*Exercise data*.
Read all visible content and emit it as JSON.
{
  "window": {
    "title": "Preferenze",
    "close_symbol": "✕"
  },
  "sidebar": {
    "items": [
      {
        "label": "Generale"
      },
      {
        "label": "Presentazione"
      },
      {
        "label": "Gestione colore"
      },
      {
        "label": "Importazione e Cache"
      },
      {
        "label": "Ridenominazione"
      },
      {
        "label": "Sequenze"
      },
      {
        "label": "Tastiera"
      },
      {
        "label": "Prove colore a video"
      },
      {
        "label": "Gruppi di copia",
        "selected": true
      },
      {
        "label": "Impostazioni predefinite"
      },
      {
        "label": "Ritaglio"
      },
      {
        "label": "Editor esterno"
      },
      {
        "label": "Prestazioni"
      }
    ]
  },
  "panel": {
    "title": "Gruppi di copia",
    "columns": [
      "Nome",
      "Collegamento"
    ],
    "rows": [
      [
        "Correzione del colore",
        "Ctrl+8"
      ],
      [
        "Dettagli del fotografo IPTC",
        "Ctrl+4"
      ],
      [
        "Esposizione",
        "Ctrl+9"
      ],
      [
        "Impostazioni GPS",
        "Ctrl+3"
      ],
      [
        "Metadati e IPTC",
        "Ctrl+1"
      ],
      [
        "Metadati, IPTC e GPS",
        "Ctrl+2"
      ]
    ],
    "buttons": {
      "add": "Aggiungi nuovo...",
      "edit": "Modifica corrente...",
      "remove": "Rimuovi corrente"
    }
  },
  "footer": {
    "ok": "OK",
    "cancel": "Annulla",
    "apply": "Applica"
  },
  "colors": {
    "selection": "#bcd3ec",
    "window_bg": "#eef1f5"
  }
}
--
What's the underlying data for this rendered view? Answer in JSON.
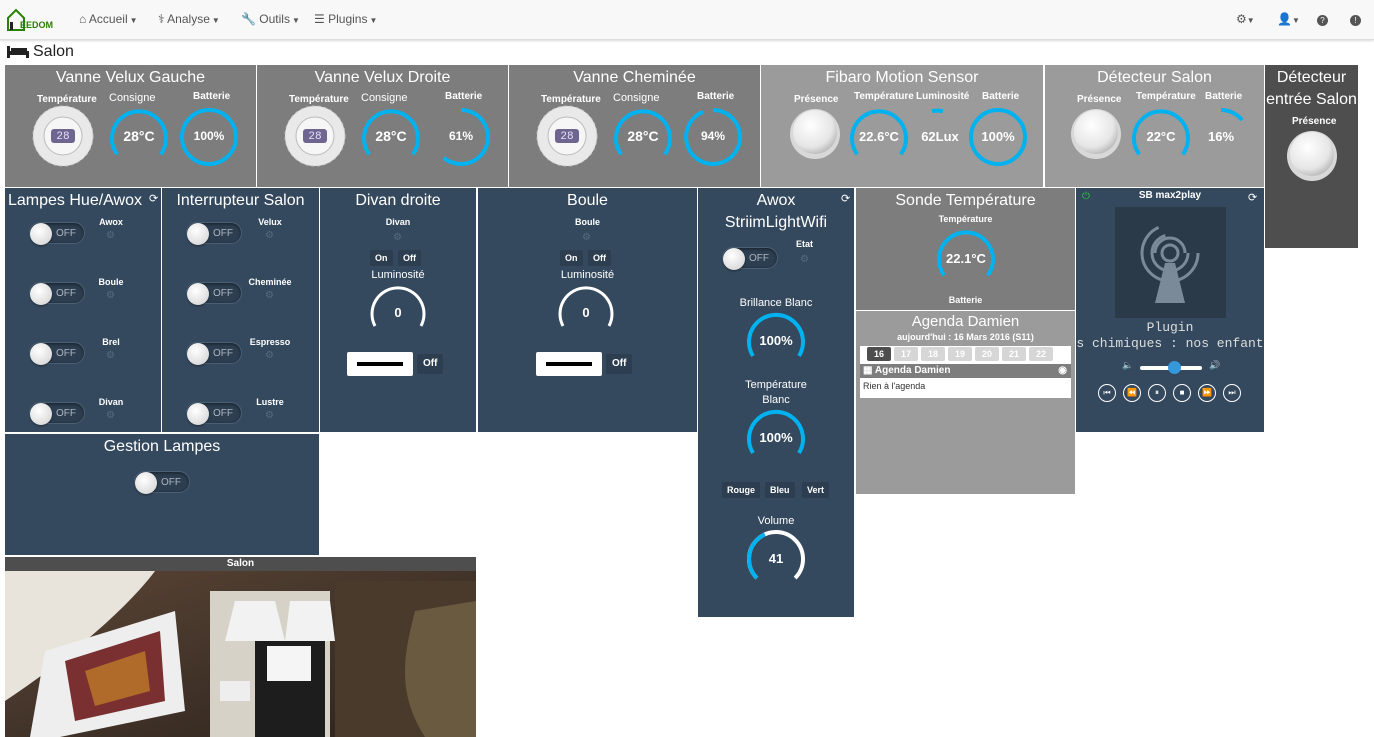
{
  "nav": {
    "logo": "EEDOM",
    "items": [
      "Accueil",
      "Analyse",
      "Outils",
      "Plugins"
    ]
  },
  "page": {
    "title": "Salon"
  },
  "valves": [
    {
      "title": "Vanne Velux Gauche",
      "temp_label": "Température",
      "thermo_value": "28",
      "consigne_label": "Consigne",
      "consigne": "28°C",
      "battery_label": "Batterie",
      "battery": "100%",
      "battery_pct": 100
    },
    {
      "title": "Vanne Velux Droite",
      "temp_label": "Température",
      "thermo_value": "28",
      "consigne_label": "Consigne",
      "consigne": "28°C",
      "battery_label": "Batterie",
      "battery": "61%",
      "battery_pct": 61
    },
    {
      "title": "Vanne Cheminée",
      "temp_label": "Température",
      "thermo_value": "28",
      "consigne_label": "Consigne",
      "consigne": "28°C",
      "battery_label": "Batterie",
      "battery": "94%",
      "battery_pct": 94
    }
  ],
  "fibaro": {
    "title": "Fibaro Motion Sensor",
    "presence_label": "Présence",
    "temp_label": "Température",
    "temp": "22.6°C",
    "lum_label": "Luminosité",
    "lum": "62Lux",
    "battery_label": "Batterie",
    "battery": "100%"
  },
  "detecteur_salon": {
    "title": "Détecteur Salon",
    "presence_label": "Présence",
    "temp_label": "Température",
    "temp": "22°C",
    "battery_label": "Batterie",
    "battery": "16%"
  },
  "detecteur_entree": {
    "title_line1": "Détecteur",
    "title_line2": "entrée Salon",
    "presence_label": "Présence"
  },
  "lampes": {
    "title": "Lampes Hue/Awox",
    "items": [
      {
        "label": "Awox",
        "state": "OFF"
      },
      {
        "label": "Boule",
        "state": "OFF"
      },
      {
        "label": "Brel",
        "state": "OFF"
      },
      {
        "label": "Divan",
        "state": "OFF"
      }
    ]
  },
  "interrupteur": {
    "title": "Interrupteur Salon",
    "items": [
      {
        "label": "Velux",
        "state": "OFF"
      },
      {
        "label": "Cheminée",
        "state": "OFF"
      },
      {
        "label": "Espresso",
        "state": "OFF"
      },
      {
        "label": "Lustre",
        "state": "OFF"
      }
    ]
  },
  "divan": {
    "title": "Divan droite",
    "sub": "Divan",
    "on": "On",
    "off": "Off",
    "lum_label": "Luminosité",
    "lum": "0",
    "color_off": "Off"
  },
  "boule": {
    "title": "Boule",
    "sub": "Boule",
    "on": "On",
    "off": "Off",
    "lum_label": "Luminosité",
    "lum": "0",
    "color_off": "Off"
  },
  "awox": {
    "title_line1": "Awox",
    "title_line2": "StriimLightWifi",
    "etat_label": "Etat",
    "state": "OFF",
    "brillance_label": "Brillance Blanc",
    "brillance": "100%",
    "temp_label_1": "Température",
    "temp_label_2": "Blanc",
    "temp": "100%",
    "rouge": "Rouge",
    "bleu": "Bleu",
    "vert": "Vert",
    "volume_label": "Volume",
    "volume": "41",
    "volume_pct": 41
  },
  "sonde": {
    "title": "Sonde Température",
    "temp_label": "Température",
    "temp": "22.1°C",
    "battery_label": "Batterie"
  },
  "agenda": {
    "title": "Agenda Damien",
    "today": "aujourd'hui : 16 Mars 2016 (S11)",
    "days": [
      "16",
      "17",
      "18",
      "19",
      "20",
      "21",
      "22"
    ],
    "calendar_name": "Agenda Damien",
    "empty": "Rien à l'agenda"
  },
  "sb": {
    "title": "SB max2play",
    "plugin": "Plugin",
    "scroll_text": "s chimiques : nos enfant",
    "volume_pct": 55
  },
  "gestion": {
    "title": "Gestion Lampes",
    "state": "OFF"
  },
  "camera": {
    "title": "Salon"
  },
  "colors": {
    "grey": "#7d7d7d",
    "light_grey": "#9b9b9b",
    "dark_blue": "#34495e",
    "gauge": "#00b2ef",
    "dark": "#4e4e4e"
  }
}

*The problem*. Copy out each line of the material that holds the word "colore".

*Written solution*.
        "label": "Gestione colore"
        "label": "Prove colore a video"
        "Correzione del colore",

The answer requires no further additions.